_WHAT IS REQUIRED_. Determine the number of lines that contain the word "OPTIONAL", then state that number and nothing more.
━━━━━━━━━━━━━━━━
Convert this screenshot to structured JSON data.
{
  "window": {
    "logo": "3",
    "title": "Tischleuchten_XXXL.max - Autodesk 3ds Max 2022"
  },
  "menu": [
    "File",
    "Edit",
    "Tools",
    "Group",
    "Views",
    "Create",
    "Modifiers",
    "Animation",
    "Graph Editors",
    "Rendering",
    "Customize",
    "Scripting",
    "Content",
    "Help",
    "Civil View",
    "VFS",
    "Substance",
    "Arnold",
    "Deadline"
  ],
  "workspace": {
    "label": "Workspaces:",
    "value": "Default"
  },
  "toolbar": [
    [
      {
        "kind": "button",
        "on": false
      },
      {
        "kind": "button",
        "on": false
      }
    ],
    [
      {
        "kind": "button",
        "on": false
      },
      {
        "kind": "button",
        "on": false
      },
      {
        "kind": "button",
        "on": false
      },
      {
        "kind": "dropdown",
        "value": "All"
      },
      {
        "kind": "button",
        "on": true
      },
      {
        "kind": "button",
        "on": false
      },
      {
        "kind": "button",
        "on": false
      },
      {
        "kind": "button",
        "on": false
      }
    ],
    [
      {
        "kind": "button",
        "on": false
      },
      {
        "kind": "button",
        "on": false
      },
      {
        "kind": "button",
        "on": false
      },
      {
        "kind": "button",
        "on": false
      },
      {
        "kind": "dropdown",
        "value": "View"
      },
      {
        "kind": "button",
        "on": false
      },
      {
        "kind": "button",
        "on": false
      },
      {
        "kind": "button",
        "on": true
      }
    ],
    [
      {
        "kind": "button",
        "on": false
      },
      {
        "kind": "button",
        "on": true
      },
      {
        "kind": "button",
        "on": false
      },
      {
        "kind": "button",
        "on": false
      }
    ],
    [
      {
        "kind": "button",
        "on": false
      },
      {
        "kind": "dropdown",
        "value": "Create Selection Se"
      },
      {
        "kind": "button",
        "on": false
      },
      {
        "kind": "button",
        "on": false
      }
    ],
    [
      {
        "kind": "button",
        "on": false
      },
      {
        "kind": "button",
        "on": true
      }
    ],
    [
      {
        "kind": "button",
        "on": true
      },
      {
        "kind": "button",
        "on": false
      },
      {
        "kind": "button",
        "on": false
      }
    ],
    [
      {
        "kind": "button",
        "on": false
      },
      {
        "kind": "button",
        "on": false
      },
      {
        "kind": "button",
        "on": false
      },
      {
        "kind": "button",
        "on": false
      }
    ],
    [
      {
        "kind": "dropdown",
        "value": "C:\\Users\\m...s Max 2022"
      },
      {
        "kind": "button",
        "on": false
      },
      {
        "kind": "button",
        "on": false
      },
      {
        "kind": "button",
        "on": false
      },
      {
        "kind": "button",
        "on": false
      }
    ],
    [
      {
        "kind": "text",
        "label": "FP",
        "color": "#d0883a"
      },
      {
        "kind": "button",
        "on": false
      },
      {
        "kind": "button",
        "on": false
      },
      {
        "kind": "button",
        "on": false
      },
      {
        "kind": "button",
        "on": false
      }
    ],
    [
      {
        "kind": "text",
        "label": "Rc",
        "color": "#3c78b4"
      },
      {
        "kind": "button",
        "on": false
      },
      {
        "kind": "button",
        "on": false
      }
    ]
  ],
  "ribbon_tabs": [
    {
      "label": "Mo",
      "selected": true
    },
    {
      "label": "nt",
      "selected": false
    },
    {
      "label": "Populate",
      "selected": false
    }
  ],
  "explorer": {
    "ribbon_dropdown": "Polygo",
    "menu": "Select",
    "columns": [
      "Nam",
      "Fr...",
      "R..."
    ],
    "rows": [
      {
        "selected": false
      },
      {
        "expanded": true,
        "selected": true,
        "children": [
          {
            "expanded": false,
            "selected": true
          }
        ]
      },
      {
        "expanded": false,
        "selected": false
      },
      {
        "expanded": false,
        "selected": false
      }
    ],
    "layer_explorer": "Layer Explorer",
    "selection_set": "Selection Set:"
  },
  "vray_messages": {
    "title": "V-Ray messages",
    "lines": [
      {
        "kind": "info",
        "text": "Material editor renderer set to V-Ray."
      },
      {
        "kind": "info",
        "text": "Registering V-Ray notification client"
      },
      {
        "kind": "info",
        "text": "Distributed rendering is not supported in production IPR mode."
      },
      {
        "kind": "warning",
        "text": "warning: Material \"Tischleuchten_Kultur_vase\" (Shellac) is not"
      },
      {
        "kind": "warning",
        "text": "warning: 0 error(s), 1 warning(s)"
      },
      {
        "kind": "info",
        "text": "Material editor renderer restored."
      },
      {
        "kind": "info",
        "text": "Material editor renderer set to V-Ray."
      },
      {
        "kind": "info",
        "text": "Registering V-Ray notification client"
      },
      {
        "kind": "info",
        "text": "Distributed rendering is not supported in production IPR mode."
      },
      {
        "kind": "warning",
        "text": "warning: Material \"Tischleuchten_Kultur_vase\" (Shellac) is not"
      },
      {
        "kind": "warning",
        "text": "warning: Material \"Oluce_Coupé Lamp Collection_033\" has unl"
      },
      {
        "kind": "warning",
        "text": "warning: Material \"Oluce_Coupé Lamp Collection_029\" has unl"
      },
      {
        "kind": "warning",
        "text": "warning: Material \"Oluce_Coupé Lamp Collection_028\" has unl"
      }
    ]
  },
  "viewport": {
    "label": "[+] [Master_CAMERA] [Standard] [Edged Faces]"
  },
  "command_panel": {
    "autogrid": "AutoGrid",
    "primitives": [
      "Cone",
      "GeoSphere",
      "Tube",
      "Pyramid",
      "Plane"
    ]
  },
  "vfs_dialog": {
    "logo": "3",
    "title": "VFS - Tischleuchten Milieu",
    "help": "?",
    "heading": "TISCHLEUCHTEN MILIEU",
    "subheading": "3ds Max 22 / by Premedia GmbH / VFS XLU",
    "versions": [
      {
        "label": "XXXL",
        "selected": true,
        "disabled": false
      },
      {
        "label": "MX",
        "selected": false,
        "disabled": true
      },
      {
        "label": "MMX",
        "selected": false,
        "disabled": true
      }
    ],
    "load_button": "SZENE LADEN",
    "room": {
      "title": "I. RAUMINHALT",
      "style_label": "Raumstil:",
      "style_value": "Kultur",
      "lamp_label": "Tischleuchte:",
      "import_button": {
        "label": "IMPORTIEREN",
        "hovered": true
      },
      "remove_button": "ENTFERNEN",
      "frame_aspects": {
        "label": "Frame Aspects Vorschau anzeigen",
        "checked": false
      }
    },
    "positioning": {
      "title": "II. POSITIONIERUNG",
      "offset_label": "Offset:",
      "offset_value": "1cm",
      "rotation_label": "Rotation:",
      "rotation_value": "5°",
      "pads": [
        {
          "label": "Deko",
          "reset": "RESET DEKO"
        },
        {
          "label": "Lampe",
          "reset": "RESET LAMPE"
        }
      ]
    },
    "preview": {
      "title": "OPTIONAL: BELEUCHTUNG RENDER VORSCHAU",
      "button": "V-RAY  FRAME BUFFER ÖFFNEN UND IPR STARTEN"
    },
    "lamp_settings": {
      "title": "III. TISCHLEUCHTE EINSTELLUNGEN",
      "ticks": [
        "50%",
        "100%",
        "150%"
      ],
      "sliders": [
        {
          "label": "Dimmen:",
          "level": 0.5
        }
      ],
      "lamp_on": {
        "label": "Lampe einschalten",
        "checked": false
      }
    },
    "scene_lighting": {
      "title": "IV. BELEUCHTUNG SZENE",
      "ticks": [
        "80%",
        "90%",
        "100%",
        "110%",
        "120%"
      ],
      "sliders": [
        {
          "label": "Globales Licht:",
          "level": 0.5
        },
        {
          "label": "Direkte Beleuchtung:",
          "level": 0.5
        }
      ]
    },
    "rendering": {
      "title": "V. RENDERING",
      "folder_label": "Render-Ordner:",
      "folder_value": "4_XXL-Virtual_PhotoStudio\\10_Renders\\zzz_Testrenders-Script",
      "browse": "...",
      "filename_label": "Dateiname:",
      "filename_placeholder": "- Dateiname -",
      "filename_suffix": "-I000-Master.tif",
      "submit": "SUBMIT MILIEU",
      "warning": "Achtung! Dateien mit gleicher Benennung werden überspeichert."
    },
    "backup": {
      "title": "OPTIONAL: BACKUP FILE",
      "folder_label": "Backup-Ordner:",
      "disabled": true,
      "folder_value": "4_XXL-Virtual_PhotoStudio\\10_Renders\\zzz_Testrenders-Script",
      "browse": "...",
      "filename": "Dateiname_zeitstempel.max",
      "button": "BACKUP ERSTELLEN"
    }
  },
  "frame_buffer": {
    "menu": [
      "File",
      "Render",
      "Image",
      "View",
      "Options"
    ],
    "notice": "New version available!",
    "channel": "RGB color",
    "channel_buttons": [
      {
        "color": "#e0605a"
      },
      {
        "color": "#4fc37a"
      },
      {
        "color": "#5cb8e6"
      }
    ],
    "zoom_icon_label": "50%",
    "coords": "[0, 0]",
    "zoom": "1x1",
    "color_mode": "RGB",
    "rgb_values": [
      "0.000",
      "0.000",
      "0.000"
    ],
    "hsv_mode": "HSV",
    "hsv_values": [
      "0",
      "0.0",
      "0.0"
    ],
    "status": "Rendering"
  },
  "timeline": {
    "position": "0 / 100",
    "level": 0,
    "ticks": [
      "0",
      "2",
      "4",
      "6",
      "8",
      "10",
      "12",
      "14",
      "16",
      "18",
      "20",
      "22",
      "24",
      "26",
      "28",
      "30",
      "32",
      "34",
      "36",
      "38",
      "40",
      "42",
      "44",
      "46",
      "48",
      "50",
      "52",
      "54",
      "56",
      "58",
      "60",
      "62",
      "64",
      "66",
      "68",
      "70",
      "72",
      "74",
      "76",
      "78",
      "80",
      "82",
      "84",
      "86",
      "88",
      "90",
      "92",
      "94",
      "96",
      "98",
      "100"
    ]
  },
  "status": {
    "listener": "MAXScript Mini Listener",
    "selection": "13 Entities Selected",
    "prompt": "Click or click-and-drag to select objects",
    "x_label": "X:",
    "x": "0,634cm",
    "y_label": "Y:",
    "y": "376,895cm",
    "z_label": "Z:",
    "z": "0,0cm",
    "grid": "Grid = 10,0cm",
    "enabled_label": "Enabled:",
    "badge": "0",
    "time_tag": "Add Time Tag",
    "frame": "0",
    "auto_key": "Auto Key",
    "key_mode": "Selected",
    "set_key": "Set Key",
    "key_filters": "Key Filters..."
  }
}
━━━━━━━━━━━━━━━━
_ANSWER TO THE TASK_. 2